======== Supplied entries ========

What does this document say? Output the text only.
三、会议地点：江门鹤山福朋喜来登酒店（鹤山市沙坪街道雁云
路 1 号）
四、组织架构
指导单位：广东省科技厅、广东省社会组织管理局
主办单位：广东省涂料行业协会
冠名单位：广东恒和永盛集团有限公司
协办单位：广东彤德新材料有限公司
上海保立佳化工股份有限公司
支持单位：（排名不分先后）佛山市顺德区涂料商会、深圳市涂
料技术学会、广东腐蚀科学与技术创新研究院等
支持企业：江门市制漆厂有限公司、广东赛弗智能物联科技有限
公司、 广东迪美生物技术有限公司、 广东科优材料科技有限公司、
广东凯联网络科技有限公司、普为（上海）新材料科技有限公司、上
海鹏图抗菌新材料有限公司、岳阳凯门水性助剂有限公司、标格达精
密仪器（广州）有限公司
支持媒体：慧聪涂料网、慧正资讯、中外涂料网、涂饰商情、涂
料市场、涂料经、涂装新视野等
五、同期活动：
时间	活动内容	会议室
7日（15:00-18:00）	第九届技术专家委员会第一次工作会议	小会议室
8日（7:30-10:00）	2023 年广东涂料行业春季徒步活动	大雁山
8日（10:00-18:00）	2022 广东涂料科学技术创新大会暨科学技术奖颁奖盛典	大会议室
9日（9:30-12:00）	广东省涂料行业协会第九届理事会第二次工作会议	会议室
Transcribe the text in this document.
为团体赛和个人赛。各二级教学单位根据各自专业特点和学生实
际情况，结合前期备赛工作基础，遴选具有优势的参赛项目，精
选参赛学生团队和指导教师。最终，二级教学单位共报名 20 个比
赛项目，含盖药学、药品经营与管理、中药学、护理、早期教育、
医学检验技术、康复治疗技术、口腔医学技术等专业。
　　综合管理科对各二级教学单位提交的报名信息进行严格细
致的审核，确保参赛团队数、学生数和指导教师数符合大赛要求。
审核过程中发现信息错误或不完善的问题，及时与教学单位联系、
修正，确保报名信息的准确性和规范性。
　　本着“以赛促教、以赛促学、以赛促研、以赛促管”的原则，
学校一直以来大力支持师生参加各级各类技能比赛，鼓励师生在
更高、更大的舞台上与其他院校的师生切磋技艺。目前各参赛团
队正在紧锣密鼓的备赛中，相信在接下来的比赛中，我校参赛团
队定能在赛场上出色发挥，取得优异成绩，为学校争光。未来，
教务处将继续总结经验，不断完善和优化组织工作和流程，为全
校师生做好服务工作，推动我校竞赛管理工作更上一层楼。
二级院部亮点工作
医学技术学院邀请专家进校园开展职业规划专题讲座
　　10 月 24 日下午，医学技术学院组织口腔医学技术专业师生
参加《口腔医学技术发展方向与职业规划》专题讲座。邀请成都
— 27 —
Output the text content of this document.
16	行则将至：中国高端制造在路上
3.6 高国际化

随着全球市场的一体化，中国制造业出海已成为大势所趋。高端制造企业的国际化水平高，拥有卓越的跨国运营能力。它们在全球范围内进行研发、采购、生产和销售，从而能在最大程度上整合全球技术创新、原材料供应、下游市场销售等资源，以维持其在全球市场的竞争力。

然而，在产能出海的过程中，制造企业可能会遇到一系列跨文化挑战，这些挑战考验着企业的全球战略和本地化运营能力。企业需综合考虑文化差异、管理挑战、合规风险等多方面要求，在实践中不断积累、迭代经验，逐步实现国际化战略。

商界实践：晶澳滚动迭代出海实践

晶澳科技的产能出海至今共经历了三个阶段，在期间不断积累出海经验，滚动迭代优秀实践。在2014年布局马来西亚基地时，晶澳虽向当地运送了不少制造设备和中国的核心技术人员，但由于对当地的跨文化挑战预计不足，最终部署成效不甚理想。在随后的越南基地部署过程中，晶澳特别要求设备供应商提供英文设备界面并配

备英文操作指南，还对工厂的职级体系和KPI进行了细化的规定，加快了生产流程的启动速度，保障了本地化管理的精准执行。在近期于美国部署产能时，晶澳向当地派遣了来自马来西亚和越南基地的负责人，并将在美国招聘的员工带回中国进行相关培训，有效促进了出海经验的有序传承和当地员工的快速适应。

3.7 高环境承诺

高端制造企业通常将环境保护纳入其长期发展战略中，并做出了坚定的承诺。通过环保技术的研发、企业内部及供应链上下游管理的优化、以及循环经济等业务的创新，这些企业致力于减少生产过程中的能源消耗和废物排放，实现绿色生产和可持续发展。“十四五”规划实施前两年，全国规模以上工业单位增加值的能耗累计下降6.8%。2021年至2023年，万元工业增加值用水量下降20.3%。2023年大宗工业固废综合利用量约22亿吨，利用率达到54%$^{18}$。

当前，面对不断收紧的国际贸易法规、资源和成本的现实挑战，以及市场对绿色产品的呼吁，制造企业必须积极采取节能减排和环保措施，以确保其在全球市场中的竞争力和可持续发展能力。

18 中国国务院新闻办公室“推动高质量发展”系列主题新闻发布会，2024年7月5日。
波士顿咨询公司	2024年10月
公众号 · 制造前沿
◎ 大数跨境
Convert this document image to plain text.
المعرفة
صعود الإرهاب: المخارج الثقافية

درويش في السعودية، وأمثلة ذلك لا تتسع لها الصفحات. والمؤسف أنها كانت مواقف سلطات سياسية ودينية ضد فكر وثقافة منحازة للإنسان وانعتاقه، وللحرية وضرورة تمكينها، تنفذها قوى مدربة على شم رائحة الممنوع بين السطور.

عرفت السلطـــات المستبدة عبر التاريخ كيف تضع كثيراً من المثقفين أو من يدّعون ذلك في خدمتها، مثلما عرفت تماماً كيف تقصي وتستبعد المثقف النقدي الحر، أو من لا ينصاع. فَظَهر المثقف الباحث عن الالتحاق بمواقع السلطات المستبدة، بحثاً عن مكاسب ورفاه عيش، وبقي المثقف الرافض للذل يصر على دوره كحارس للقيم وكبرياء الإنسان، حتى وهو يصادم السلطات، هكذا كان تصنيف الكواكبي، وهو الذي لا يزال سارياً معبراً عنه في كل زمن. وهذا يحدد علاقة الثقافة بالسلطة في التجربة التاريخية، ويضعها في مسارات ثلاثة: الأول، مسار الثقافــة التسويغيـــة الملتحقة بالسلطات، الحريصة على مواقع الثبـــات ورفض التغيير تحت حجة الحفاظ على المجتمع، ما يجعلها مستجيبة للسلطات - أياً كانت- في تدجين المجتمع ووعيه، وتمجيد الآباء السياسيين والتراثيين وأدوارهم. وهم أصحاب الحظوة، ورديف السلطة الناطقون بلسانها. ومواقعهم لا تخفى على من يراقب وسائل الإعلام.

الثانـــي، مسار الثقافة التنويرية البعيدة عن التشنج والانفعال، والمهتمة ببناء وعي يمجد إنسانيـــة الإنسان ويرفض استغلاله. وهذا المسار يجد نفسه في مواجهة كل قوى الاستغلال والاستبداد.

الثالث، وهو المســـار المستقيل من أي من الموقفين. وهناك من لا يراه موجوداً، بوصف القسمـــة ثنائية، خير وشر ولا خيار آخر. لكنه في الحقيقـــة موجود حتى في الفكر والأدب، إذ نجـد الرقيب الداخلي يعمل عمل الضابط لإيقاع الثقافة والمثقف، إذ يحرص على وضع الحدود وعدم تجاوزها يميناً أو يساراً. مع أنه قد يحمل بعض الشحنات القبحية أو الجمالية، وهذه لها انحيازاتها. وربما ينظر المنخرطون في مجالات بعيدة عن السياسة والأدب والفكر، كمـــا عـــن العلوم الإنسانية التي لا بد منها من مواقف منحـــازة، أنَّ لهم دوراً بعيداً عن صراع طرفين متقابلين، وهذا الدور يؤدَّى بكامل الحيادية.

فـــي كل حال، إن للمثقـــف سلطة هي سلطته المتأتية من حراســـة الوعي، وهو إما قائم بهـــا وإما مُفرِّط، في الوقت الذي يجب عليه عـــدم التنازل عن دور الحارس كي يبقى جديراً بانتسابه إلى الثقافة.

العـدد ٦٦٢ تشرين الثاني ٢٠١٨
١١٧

========

(What is asked): Look through the material and say how many lines hold "document". Give the number only.

(Exercise answer): 4